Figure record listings
## Start

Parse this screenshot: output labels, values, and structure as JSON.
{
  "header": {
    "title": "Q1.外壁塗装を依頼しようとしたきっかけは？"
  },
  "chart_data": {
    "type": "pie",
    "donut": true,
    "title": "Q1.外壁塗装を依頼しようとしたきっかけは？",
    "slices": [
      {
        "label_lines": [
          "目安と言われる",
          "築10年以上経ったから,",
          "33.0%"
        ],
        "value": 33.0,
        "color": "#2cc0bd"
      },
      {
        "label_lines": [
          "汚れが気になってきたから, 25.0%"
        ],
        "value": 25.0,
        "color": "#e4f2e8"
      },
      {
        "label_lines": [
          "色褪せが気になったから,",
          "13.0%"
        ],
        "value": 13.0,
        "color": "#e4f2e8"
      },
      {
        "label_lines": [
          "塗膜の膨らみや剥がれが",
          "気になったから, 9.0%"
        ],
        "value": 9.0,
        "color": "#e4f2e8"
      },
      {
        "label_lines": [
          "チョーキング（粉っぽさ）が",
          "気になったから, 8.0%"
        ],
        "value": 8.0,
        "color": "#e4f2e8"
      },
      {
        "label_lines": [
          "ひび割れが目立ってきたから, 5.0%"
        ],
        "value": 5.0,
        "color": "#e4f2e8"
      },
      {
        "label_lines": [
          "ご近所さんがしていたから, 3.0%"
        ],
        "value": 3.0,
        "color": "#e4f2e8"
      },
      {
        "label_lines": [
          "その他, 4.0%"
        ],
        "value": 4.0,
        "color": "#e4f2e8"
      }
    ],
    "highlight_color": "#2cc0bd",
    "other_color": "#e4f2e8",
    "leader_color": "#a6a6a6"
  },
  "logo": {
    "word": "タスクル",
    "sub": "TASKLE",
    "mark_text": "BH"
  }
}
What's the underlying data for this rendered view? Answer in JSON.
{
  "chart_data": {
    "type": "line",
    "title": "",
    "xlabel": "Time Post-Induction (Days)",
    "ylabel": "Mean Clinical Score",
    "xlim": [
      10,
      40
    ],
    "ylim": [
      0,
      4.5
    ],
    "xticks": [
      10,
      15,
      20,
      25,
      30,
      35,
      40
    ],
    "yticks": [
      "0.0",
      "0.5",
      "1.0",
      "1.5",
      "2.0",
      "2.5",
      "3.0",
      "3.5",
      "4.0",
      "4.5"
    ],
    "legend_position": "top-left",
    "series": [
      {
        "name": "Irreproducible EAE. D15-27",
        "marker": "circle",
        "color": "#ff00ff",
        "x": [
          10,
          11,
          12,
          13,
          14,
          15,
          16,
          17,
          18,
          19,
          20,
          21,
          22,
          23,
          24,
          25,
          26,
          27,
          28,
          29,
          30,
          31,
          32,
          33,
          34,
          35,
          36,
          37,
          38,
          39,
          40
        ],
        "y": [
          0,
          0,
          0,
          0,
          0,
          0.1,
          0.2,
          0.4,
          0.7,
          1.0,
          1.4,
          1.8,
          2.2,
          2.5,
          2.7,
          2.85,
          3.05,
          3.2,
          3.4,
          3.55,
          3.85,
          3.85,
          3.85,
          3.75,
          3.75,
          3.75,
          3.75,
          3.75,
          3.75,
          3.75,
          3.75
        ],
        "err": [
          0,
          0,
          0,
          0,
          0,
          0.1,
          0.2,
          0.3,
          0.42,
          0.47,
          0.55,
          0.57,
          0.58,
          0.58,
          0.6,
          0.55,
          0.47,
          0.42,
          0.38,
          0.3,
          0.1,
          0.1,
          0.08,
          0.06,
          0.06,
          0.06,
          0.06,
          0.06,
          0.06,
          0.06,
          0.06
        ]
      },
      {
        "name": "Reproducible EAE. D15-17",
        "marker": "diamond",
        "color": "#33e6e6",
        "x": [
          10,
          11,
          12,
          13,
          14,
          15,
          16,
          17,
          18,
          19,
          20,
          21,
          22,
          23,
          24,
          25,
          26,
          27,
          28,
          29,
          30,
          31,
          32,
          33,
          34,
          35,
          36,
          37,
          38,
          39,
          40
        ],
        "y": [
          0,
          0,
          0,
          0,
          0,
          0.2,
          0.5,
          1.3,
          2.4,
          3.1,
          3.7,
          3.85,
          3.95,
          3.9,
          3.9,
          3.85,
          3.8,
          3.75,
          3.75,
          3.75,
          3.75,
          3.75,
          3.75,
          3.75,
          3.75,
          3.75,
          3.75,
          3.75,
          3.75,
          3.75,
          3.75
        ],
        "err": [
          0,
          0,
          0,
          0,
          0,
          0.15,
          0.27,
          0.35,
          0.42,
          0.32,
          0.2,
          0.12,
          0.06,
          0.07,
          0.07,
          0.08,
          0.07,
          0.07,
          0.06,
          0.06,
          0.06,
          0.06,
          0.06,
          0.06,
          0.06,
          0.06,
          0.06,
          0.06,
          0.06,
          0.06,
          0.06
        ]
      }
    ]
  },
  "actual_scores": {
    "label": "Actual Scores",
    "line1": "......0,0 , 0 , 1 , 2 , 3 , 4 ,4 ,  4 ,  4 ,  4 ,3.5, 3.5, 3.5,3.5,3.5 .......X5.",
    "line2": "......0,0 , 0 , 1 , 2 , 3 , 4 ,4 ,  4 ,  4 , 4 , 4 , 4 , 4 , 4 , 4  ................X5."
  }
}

## End

● **Written problem**
Which lines hold the word "title"? Show each one.

● **Task output**
    "title": "Q1.外壁塗装を依頼しようとしたきっかけは？"
    "title": "Q1.外壁塗装を依頼しようとしたきっかけは？",
    "title": "",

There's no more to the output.